▸ **Selected extract**:
⟨

Token-based is a variation on the cookie-based authentication, but putting more control in your hands. Essentially you generate a token in the same way as in a cookie-based authentication system, but you will include it with requests yourself — normally in the “Authorization” header or else directly in the URL. This means that you are completely in control of storing the token, which requests will include it, and so on.

Note: even though the HTTP Header is called “Authorization”, we are actually doing authentication with it. This is because we are using it to ascertain “who” the client is, not “what” the client is allowed to do.

The strategy that is used for generating the token is important as well. These tokens can either be reference tokens, which means that they are nothing more than an identifier that the server uses to look up the real details. Or complete tokens, which means that the token contains all of the information needed already.

Reference tokens have a significant security advantage in that there is absolutely no leakage to the client of the users credentials. There is a performance penalty though, in that you need to resolve the token into the actual credentials on every single request made.

Complete tokens are the opposite. They expose the user credentials to anyone who can understand the token, but because the token is complete there is no performance penalty on looking it up.

Often, Complete Tokens will be implemented using the JSON Web Tokens standard, since this has allowances in it for improving the security of the tokens. Specifically, JWTs allow for the token to be cryptographically signed, meaning that you can guarantee that the token has not been tampered with. There is also provision for them to be encrypted, meaning that without the encryption key the token can not even be decoded.

⟩

▸ **Exercises to complete**:
**1.** In the entries, reproduce the stretch from the line containing "list-item[interactable]: Acte Hyundai" through the line containing "359, 576, 379]", renaming "list-item" to "file-row" and leaving everything else unchanged.
**2.** Go on with the passage on token-based authentication from the point at which it stops.
The passage on token-based authentication and the entries that follow are unrelated to each other.

▸ **Source data**:
⟨

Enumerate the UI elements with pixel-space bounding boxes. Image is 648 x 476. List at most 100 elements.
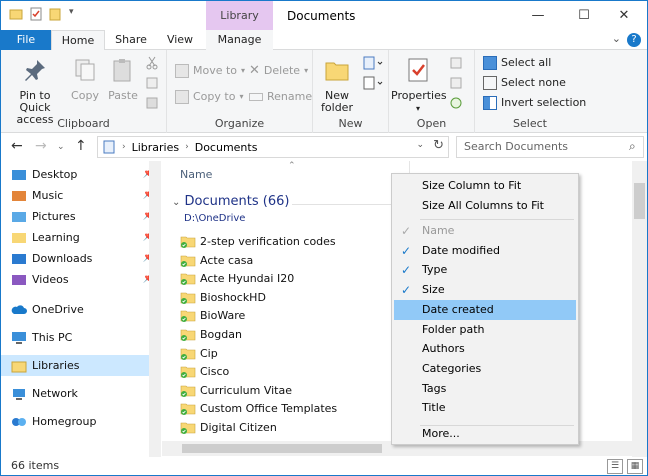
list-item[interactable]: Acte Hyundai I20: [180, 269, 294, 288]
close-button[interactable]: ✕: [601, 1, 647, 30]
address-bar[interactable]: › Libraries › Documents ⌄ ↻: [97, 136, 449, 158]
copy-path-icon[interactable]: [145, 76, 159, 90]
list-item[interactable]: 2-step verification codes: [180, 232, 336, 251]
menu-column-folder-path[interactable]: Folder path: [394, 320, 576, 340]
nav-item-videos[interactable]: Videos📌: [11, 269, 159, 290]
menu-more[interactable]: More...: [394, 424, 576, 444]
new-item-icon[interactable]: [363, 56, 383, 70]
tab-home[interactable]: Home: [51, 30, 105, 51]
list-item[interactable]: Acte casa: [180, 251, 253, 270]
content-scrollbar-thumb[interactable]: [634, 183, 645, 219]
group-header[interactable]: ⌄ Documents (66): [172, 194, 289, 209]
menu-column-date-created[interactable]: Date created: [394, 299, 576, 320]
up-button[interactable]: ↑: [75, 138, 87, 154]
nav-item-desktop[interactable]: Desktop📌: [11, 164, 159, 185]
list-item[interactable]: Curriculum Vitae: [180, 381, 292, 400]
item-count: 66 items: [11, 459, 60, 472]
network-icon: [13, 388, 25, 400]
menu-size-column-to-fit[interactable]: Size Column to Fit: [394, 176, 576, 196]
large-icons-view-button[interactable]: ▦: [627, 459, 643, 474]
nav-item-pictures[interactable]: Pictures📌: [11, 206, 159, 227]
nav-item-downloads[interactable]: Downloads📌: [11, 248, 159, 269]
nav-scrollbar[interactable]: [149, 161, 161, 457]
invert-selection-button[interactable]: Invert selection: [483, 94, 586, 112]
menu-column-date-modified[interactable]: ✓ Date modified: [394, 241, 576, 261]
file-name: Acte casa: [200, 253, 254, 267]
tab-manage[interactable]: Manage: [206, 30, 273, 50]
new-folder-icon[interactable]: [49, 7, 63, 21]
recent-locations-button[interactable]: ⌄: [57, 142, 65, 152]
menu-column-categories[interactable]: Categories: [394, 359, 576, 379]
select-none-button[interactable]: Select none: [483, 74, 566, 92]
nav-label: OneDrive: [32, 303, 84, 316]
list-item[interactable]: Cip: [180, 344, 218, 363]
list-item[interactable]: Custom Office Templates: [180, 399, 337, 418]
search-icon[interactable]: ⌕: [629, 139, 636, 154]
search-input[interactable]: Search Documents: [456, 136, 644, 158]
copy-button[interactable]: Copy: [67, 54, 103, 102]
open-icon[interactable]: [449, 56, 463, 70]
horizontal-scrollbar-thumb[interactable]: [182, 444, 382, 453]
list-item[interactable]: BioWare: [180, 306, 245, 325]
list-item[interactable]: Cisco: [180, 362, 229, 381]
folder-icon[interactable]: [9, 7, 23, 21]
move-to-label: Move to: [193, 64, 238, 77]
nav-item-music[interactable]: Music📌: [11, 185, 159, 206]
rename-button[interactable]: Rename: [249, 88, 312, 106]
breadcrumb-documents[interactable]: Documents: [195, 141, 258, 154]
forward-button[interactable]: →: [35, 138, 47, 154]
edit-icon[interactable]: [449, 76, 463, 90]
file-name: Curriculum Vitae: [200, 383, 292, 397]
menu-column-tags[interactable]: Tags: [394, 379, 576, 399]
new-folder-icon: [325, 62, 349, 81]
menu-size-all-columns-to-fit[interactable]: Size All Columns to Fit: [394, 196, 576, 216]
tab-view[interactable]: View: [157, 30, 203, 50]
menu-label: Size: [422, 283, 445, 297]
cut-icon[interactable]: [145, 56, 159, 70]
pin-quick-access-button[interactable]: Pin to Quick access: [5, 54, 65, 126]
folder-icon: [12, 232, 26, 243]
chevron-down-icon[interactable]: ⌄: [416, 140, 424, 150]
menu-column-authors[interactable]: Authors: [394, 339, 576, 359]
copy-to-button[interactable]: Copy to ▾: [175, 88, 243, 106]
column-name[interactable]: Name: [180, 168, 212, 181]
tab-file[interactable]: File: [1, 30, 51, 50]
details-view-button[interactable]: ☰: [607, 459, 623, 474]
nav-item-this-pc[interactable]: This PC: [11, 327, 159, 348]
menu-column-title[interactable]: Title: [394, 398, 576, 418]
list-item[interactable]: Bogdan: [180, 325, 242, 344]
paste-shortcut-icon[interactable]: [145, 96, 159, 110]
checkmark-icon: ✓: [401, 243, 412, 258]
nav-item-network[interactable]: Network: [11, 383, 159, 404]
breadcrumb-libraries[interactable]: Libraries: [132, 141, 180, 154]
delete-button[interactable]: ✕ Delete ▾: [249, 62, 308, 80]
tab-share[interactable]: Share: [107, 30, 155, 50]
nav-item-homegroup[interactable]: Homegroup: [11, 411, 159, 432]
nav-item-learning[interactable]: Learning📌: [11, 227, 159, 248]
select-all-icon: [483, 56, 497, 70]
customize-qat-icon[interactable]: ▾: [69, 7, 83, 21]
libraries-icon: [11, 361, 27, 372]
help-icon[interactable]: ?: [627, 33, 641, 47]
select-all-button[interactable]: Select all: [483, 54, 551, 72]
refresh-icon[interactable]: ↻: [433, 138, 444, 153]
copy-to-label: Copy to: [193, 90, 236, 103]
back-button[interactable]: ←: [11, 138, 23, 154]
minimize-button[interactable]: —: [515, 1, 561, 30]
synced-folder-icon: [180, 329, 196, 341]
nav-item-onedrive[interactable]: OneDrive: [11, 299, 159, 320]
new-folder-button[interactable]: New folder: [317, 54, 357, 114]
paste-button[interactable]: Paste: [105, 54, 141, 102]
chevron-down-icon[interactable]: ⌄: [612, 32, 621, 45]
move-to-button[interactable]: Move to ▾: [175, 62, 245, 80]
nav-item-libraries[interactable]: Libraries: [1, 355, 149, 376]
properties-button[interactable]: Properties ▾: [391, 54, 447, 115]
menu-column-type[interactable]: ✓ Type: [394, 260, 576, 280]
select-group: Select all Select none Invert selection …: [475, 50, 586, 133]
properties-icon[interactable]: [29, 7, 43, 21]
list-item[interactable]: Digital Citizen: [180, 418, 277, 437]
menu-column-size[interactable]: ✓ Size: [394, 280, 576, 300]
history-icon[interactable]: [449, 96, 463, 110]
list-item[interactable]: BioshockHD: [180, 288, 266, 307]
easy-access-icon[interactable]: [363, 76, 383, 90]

⟩

▸ **Task responses**:
**1.**
file-row[interactable]: Acte Hyundai I20: [180, 269, 294, 288]
close-button[interactable]: ✕: [601, 1, 647, 30]
address-bar[interactable]: › Libraries › Documents ⌄ ↻: [97, 136, 449, 158]
copy-path-icon[interactable]: [145, 76, 159, 90]
file-row[interactable]: 2-step verification codes: [180, 232, 336, 251]
menu-column-folder-path[interactable]: Folder path: [394, 320, 576, 340]
nav-item-videos[interactable]: Videos📌: [11, 269, 159, 290]
menu-more[interactable]: More...: [394, 424, 576, 444]
new-item-icon[interactable]: [363, 56, 383, 70]
tab-home[interactable]: Home: [51, 30, 105, 51]
file-row[interactable]: Acte casa: [180, 251, 253, 270]
content-scrollbar-thumb[interactable]: [634, 183, 645, 219]
group-header[interactable]: ⌄ Documents (66): [172, 194, 289, 209]
menu-column-date-created[interactable]: Date created: [394, 299, 576, 320]
up-button[interactable]: ↑: [75, 138, 87, 154]
nav-item-desktop[interactable]: Desktop📌: [11, 164, 159, 185]
file-row[interactable]: Curriculum Vitae: [180, 381, 292, 400]
item-count: 66 items: [11, 459, 60, 472]
network-icon: [13, 388, 25, 400]
menu-size-column-to-fit[interactable]: Size Column to Fit: [394, 176, 576, 196]
large-icons-view-button[interactable]: ▦: [627, 459, 643, 474]
nav-item-pictures[interactable]: Pictures📌: [11, 206, 159, 227]
nav-item-downloads[interactable]: Downloads📌: [11, 248, 159, 269]
nav-scrollbar[interactable]: [149, 161, 161, 457]
invert-selection-button[interactable]: Invert selection: [483, 94, 586, 112]
menu-column-date-modified[interactable]: ✓ Date modified: [394, 241, 576, 261]
file-name: Acte casa: [200, 253, 254, 267]
tab-manage[interactable]: Manage: [206, 30, 273, 50]
new-folder-icon[interactable]: [49, 7, 63, 21]
recent-locations-button[interactable]: ⌄: [57, 142, 65, 152]
menu-column-categories[interactable]: Categories: [394, 359, 576, 379]

**2.**
If you’d like a refresher on using JWTs in Node, check out our tutorial: Using JSON Web Tokens with Node.js.

The other downside to using a complete token is one of size. A reference token could be implemented, for example, using a UUID which would have a length of 36 characters. Conversely, a JWT can easily be hundreds of characters long.

For this article we are going to use JWT tokens to demonstrate how they can work. However, when you implement this for yourself you will need to decide on whether you wish to use reference or complete tokens, and what mechanism you will use for these.

What Is Passport?

Passport is a set of modules for Node.js that implements authentication in your web application. It plugs into many Node based web servers very easily, and works with a modular structure to implement the login mechanisms that you need with a minimal of bloat.

Passport is a powerful suite of modules that cover a large range of authentication requirements. Using these we are able to have a pluggable setup that allows different authentication requirements for different endpoints. The authentication systems used can be as simple as checking for a special value in the URL all the way up to depending on third party providers to do all of the work for us.

For this article we are going to be making use of the passport-google-oauth, passport-facebook and passport-jwt modules, allowing us to implement both social logins and JWT token-based authentication for the API endpoints.

The passport-jwt module will be used to require that certain endpoints — our actual API endpoints that need authentication to access — will have a valid JWT present in the request. The passport-google-oauth and passport-facebook modules will be used to provide endpoints that authenticate against Google and Facebook respectively, and then generate a JWT that can be used to access the other endpoints in the application.

Implementing Social Logins for Your Single Page Application

From here, we are going to walk through taking a trivial single page application and implementing social logins in it. This application is written using Express, with a simple API providing one secured and one insecure endpoint. The source code for this can be checked out from https://github.com/sitepoint-editors/social-logins-spa if you wish to follow along. This application can be built by executing npm install inside the downloaded source code — to download all of the dependencies — and then run by executing node src/index.js.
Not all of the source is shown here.